* EXERCISE DESCRIPTION: Search the listing below for the string "document" and copy every line where it occurs.

* SUPPLIED DATA:
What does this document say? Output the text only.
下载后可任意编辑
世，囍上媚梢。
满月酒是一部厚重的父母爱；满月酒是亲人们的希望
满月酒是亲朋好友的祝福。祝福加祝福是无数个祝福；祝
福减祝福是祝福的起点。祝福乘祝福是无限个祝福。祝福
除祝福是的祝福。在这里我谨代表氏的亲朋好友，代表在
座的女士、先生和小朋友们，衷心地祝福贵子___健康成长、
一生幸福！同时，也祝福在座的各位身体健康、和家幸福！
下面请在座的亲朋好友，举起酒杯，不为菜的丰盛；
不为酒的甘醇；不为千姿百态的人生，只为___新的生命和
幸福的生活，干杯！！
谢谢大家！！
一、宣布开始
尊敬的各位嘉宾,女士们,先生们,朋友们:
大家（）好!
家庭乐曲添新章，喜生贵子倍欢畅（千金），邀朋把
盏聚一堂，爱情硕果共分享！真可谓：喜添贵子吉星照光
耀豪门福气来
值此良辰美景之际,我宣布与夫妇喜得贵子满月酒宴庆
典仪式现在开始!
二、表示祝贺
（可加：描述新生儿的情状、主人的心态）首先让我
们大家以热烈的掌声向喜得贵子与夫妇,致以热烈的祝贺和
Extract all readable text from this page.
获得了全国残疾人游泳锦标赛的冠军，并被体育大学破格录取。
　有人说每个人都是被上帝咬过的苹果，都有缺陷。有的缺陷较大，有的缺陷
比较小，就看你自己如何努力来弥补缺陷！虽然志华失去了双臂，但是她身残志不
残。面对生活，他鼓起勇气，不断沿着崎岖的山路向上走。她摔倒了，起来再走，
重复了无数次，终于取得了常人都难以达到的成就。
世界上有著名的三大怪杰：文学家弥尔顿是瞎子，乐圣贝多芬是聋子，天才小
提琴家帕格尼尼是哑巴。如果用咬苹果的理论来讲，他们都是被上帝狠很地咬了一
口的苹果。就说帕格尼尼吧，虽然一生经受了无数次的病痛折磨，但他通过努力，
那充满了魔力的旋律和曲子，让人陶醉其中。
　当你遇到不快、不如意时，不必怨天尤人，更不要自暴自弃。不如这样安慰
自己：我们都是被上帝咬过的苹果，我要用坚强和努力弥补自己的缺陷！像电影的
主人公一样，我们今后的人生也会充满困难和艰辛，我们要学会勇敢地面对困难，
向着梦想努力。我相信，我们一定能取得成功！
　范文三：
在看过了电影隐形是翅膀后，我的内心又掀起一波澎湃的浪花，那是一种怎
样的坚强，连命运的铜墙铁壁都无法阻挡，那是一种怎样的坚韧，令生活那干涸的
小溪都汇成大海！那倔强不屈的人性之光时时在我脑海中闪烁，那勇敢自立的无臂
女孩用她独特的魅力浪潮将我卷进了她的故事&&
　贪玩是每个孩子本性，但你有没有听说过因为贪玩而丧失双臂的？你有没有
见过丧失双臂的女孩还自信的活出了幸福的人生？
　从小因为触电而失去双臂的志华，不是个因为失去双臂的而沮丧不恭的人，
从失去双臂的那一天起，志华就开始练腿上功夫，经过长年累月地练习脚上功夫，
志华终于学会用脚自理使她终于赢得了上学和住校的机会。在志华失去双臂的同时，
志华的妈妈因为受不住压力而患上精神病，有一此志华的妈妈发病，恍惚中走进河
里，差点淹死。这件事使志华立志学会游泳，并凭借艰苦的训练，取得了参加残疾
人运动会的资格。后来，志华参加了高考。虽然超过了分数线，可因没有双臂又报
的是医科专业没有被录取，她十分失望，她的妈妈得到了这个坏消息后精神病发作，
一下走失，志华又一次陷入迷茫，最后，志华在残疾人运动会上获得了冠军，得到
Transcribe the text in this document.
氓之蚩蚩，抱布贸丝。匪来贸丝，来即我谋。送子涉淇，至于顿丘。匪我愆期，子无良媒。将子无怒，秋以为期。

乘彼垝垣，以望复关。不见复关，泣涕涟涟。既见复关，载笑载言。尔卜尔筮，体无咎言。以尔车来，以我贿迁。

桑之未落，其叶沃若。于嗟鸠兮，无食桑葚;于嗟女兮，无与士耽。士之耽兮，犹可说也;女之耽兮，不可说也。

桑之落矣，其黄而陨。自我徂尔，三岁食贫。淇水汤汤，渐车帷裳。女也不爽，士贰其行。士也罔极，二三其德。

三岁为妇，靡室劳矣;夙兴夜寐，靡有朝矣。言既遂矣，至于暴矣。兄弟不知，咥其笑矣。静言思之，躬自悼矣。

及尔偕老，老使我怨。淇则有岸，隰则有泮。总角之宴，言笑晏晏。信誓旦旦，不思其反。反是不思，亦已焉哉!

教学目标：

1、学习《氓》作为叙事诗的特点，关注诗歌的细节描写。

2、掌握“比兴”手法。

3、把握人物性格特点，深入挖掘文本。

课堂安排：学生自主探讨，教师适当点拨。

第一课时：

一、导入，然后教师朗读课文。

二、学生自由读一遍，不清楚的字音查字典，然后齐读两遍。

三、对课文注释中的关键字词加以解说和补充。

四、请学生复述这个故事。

* WRITTEN REPLY:
What does this document say? Output the text only.
Transcribe the text in this document.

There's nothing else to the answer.